§ **What you will do**: Transcribe all the records exactly and omit any images they hold.
--- BEGIN ---
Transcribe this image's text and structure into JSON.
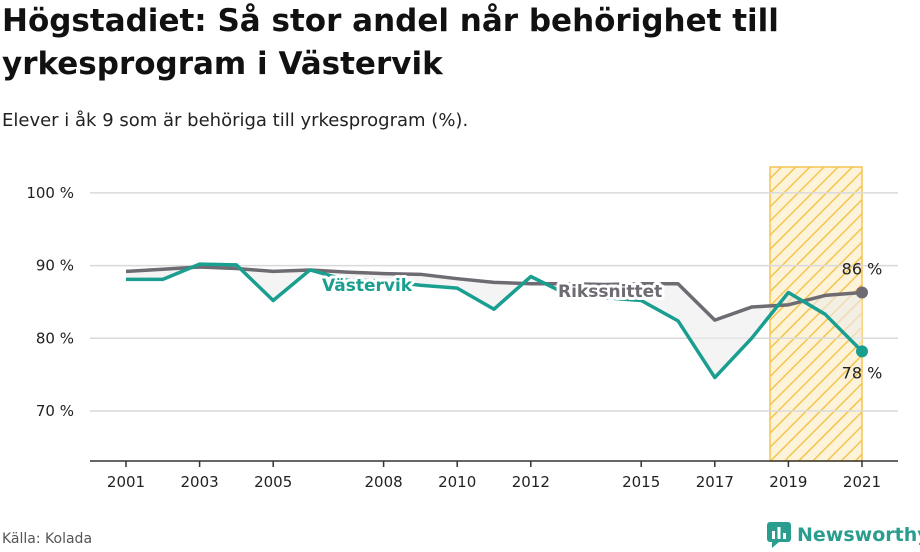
{
  "title": "Högstadiet: Så stor andel når behörighet till yrkesprogram i Västervik",
  "subtitle": "Elever i åk 9 som är behöriga till yrkesprogram (%).",
  "source": "Källa: Kolada",
  "logo_text": "Newsworthy",
  "colors": {
    "vastervik": "#1a9e90",
    "riket": "#6e6b72",
    "highlight": "#f5c451",
    "grid": "#d9d9d9"
  },
  "chart_data": {
    "type": "line",
    "title": "Högstadiet: Så stor andel når behörighet till yrkesprogram i Västervik",
    "subtitle": "Elever i åk 9 som är behöriga till yrkesprogram (%).",
    "xlabel": "",
    "ylabel": "",
    "x": [
      2001,
      2002,
      2003,
      2004,
      2005,
      2006,
      2007,
      2008,
      2009,
      2010,
      2011,
      2012,
      2013,
      2014,
      2015,
      2016,
      2017,
      2018,
      2019,
      2020,
      2021
    ],
    "x_ticks": [
      "2001",
      "2003",
      "2005",
      "2008",
      "2010",
      "2012",
      "2015",
      "2017",
      "2019",
      "2021"
    ],
    "y_ticks": [
      "70 %",
      "80 %",
      "90 %",
      "100 %"
    ],
    "ylim": [
      63,
      104
    ],
    "xlim": [
      2000.0,
      2022.0
    ],
    "grid": true,
    "highlight_range": [
      2018.5,
      2021.0
    ],
    "series": [
      {
        "name": "Västervik",
        "values": [
          88.1,
          88.1,
          90.2,
          90.1,
          85.2,
          89.4,
          88.0,
          87.9,
          87.3,
          86.9,
          84.0,
          88.5,
          86.0,
          85.6,
          85.2,
          82.4,
          74.6,
          80.0,
          86.3,
          83.3,
          78.2
        ],
        "end_label": "78 %"
      },
      {
        "name": "Rikssnittet",
        "values": [
          89.2,
          89.5,
          89.8,
          89.6,
          89.2,
          89.4,
          89.1,
          88.9,
          88.8,
          88.2,
          87.7,
          87.5,
          87.5,
          87.4,
          87.5,
          87.5,
          82.5,
          84.3,
          84.6,
          85.9,
          86.3
        ],
        "end_label": "86 %"
      }
    ]
  }
}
--- END ---
§ **Solution**:
Transcribe this image's text and structure into JSON.
{
  "title": "Högstadiet: Så stor andel når behörighet till yrkesprogram i Västervik",
  "subtitle": "Elever i åk 9 som är behöriga till yrkesprogram (%).",
  "source": "Källa: Kolada",
  "logo_text": "Newsworthy",
  "colors": {
    "vastervik": "#1a9e90",
    "riket": "#6e6b72",
    "highlight": "#f5c451",
    "grid": "#d9d9d9"
  },
  "chart_data": {
    "type": "line",
    "title": "Högstadiet: Så stor andel når behörighet till yrkesprogram i Västervik",
    "subtitle": "Elever i åk 9 som är behöriga till yrkesprogram (%).",
    "xlabel": "",
    "ylabel": "",
    "x": [
      2001,
      2002,
      2003,
      2004,
      2005,
      2006,
      2007,
      2008,
      2009,
      2010,
      2011,
      2012,
      2013,
      2014,
      2015,
      2016,
      2017,
      2018,
      2019,
      2020,
      2021
    ],
    "x_ticks": [
      "2001",
      "2003",
      "2005",
      "2008",
      "2010",
      "2012",
      "2015",
      "2017",
      "2019",
      "2021"
    ],
    "y_ticks": [
      "70 %",
      "80 %",
      "90 %",
      "100 %"
    ],
    "ylim": [
      63,
      104
    ],
    "xlim": [
      2000.0,
      2022.0
    ],
    "grid": true,
    "highlight_range": [
      2018.5,
      2021.0
    ],
    "series": [
      {
        "name": "Västervik",
        "values": [
          88.1,
          88.1,
          90.2,
          90.1,
          85.2,
          89.4,
          88.0,
          87.9,
          87.3,
          86.9,
          84.0,
          88.5,
          86.0,
          85.6,
          85.2,
          82.4,
          74.6,
          80.0,
          86.3,
          83.3,
          78.2
        ],
        "end_label": "78 %"
      },
      {
        "name": "Rikssnittet",
        "values": [
          89.2,
          89.5,
          89.8,
          89.6,
          89.2,
          89.4,
          89.1,
          88.9,
          88.8,
          88.2,
          87.7,
          87.5,
          87.5,
          87.4,
          87.5,
          87.5,
          82.5,
          84.3,
          84.6,
          85.9,
          86.3
        ],
        "end_label": "86 %"
      }
    ]
  }
}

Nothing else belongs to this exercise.